> Material provided

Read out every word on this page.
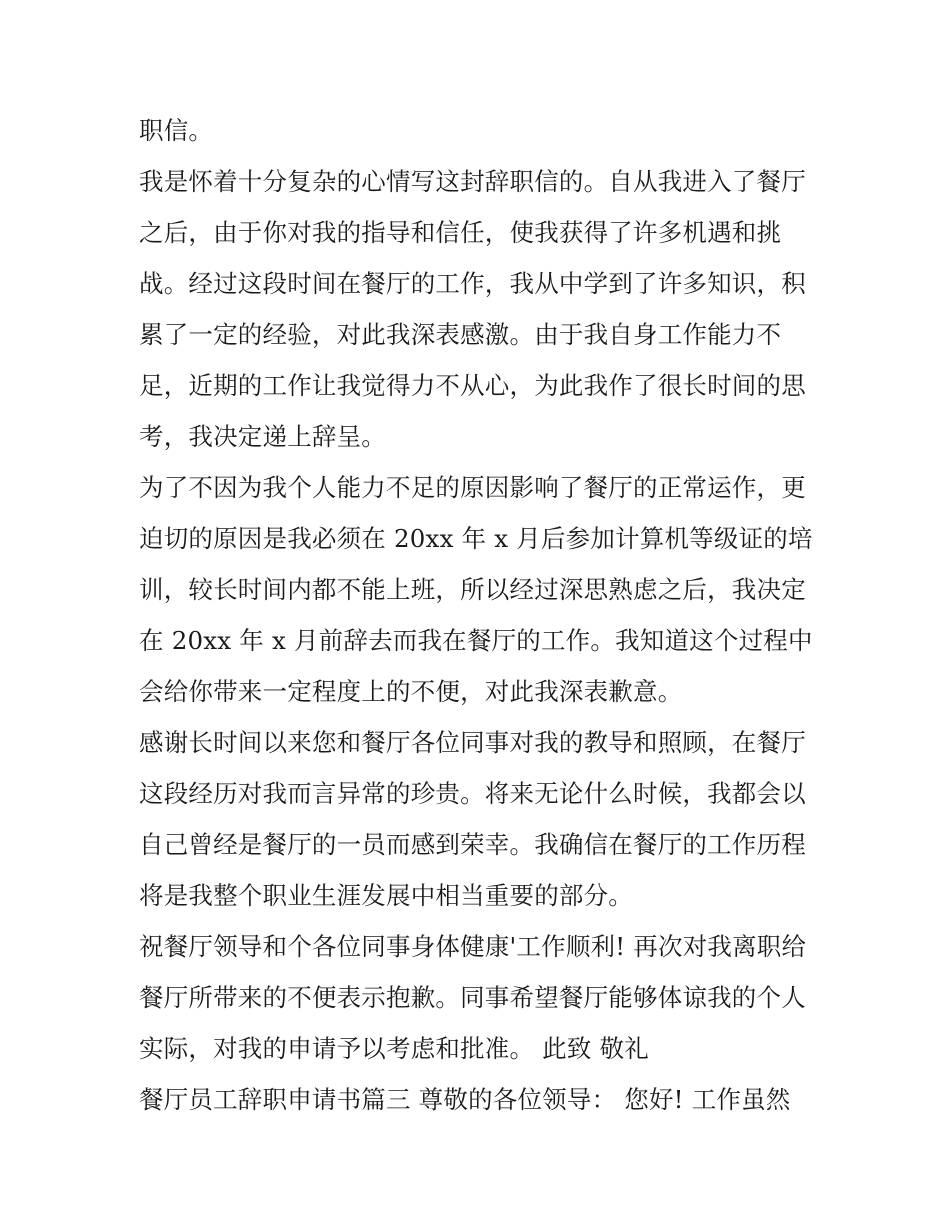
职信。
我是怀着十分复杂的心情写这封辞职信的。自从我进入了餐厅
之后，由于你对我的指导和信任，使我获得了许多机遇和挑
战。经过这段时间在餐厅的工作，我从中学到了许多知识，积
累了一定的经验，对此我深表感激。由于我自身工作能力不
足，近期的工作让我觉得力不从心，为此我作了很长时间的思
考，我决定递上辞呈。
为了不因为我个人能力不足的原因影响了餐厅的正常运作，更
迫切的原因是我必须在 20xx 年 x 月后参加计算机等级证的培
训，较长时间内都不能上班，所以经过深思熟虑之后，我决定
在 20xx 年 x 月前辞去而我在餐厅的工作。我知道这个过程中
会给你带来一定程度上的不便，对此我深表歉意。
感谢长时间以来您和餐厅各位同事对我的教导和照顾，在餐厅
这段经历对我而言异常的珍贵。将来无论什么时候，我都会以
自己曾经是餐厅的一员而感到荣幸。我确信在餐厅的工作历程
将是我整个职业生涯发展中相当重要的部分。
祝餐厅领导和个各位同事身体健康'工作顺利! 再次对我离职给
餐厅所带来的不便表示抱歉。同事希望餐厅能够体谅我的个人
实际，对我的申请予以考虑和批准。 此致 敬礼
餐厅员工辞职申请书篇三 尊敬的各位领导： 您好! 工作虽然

...

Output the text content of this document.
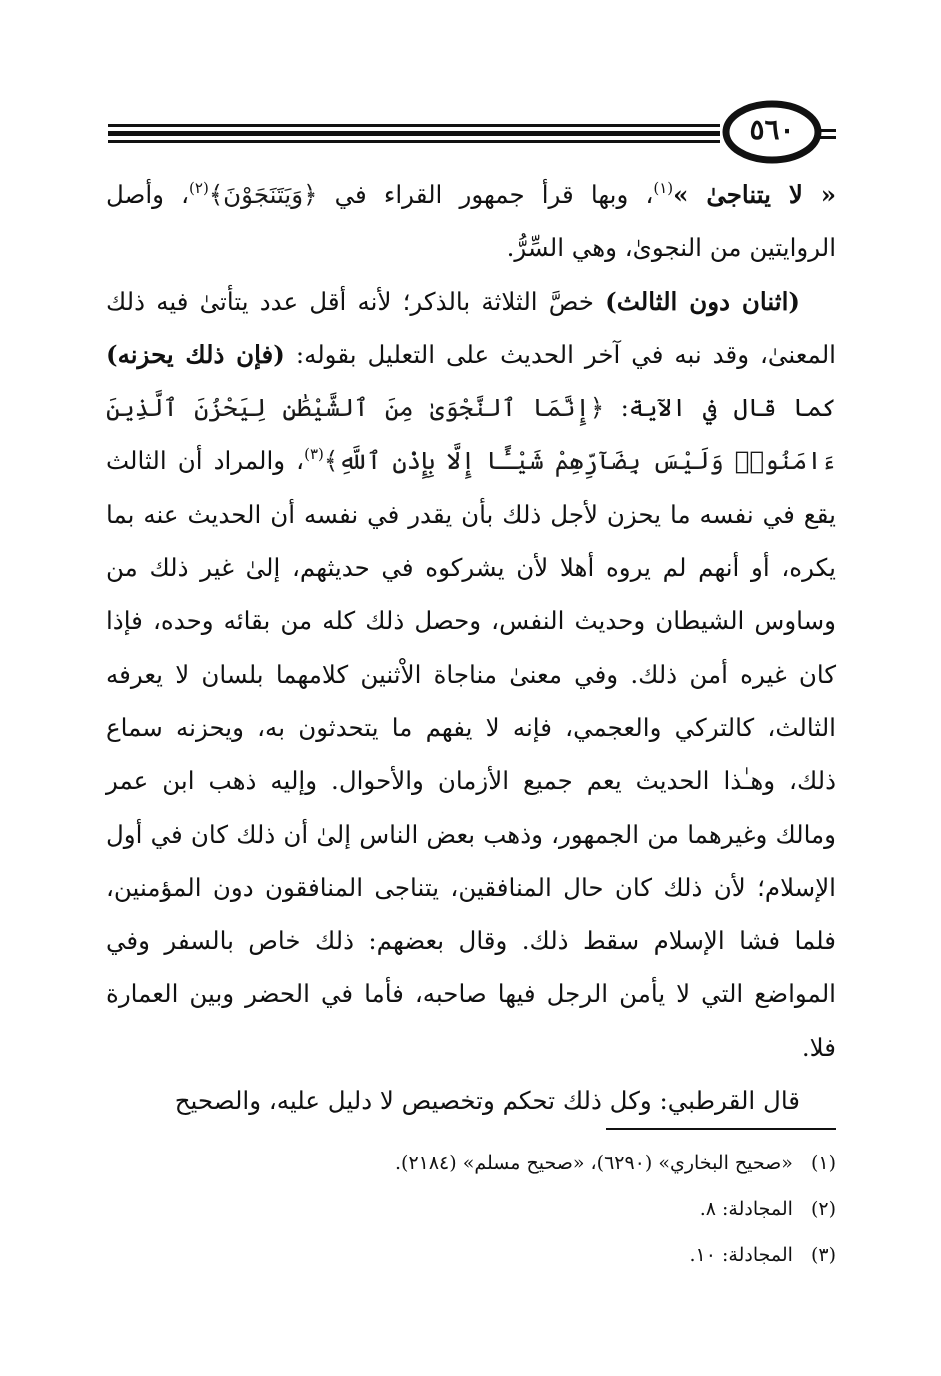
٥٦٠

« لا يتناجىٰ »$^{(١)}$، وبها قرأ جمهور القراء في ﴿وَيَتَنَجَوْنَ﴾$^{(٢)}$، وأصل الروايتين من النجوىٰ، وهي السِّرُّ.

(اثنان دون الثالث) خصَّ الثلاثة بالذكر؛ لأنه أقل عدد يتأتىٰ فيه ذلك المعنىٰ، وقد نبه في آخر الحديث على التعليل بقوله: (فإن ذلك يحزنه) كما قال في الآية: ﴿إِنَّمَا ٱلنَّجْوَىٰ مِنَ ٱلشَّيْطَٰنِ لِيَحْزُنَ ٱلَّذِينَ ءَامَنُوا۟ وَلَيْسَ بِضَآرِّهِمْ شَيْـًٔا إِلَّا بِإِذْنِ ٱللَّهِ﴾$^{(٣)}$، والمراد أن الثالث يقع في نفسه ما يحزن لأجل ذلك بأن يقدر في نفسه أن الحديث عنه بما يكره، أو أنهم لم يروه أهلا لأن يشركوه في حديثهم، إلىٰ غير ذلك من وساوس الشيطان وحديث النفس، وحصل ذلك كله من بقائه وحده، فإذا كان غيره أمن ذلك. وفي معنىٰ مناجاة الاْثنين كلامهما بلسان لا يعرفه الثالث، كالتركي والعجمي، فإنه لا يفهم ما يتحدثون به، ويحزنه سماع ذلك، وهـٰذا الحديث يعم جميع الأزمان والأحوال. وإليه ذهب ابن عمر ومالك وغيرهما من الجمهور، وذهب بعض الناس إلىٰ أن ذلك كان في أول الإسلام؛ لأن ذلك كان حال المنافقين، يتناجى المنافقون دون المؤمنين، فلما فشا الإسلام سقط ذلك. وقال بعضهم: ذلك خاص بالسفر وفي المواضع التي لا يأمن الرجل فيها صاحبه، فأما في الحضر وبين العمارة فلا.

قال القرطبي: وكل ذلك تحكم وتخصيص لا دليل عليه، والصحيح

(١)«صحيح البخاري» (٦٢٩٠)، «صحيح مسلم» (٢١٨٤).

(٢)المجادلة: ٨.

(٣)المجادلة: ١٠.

> Given problem
Copy every line that includes the string "this" from the material above.

> Task response
Read out every word on this page.
Output the text content of this document.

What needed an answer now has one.